┌────────
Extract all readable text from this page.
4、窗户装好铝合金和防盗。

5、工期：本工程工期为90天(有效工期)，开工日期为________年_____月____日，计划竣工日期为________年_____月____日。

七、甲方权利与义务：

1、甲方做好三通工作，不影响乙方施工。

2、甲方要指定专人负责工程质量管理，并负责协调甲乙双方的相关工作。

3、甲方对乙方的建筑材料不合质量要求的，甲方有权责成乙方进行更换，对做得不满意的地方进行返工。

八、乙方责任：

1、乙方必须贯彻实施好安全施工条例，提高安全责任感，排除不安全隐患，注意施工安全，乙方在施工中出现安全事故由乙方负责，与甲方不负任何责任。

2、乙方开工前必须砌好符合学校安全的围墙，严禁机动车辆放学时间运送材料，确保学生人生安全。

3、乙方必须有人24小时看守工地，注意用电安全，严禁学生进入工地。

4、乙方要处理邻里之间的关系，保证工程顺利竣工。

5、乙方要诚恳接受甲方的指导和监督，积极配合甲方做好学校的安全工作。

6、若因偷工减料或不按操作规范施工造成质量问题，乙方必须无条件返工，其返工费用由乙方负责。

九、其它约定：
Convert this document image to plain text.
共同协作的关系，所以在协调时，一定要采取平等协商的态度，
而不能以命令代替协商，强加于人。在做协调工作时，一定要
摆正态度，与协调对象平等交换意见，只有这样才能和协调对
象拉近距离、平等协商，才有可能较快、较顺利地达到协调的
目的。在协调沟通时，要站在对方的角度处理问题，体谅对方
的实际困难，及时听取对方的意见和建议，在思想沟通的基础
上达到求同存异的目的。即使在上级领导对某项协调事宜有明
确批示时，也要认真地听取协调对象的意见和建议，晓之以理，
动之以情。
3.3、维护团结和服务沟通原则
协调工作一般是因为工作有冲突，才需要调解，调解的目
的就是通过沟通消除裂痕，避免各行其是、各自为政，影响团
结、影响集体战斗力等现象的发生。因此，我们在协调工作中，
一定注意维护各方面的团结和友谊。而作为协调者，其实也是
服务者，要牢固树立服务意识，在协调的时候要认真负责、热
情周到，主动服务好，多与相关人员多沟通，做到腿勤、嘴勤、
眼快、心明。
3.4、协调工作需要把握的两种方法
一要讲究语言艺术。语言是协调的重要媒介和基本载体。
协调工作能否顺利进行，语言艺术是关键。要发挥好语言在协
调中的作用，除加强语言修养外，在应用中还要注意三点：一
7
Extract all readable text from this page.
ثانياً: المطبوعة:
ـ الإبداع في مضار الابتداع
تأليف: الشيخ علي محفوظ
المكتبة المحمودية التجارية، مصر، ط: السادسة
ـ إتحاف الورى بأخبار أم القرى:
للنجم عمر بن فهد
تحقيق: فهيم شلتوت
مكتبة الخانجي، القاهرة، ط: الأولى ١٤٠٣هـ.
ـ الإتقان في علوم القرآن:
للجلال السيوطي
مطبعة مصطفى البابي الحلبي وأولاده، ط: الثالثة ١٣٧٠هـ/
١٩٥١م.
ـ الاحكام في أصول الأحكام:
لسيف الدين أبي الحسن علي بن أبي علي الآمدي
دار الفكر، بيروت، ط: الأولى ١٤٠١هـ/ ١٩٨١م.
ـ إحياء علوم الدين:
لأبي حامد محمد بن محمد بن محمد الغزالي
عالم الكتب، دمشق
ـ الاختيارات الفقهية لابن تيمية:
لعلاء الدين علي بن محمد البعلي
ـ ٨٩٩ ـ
└────────
Task instructions. All of the data shown above must be copied exactly.

Problem solution.
Extract all readable text from this page.
4、窗户装好铝合金和防盗。

5、工期：本工程工期为90天(有效工期)，开工日期为________年_____月____日，计划竣工日期为________年_____月____日。

七、甲方权利与义务：

1、甲方做好三通工作，不影响乙方施工。

2、甲方要指定专人负责工程质量管理，并负责协调甲乙双方的相关工作。

3、甲方对乙方的建筑材料不合质量要求的，甲方有权责成乙方进行更换，对做得不满意的地方进行返工。

八、乙方责任：

1、乙方必须贯彻实施好安全施工条例，提高安全责任感，排除不安全隐患，注意施工安全，乙方在施工中出现安全事故由乙方负责，与甲方不负任何责任。

2、乙方开工前必须砌好符合学校安全的围墙，严禁机动车辆放学时间运送材料，确保学生人生安全。

3、乙方必须有人24小时看守工地，注意用电安全，严禁学生进入工地。

4、乙方要处理邻里之间的关系，保证工程顺利竣工。

5、乙方要诚恳接受甲方的指导和监督，积极配合甲方做好学校的安全工作。

6、若因偷工减料或不按操作规范施工造成质量问题，乙方必须无条件返工，其返工费用由乙方负责。

九、其它约定：
Convert this document image to plain text.
共同协作的关系，所以在协调时，一定要采取平等协商的态度，
而不能以命令代替协商，强加于人。在做协调工作时，一定要
摆正态度，与协调对象平等交换意见，只有这样才能和协调对
象拉近距离、平等协商，才有可能较快、较顺利地达到协调的
目的。在协调沟通时，要站在对方的角度处理问题，体谅对方
的实际困难，及时听取对方的意见和建议，在思想沟通的基础
上达到求同存异的目的。即使在上级领导对某项协调事宜有明
确批示时，也要认真地听取协调对象的意见和建议，晓之以理，
动之以情。
3.3、维护团结和服务沟通原则
协调工作一般是因为工作有冲突，才需要调解，调解的目
的就是通过沟通消除裂痕，避免各行其是、各自为政，影响团
结、影响集体战斗力等现象的发生。因此，我们在协调工作中，
一定注意维护各方面的团结和友谊。而作为协调者，其实也是
服务者，要牢固树立服务意识，在协调的时候要认真负责、热
情周到，主动服务好，多与相关人员多沟通，做到腿勤、嘴勤、
眼快、心明。
3.4、协调工作需要把握的两种方法
一要讲究语言艺术。语言是协调的重要媒介和基本载体。
协调工作能否顺利进行，语言艺术是关键。要发挥好语言在协
调中的作用，除加强语言修养外，在应用中还要注意三点：一
7
Extract all readable text from this page.
ثانياً: المطبوعة:
ـ الإبداع في مضار الابتداع
تأليف: الشيخ علي محفوظ
المكتبة المحمودية التجارية، مصر، ط: السادسة
ـ إتحاف الورى بأخبار أم القرى:
للنجم عمر بن فهد
تحقيق: فهيم شلتوت
مكتبة الخانجي، القاهرة، ط: الأولى ١٤٠٣هـ.
ـ الإتقان في علوم القرآن:
للجلال السيوطي
مطبعة مصطفى البابي الحلبي وأولاده، ط: الثالثة ١٣٧٠هـ/
١٩٥١م.
ـ الاحكام في أصول الأحكام:
لسيف الدين أبي الحسن علي بن أبي علي الآمدي
دار الفكر، بيروت، ط: الأولى ١٤٠١هـ/ ١٩٨١م.
ـ إحياء علوم الدين:
لأبي حامد محمد بن محمد بن محمد الغزالي
عالم الكتب، دمشق
ـ الاختيارات الفقهية لابن تيمية:
لعلاء الدين علي بن محمد البعلي
ـ ٨٩٩ ـ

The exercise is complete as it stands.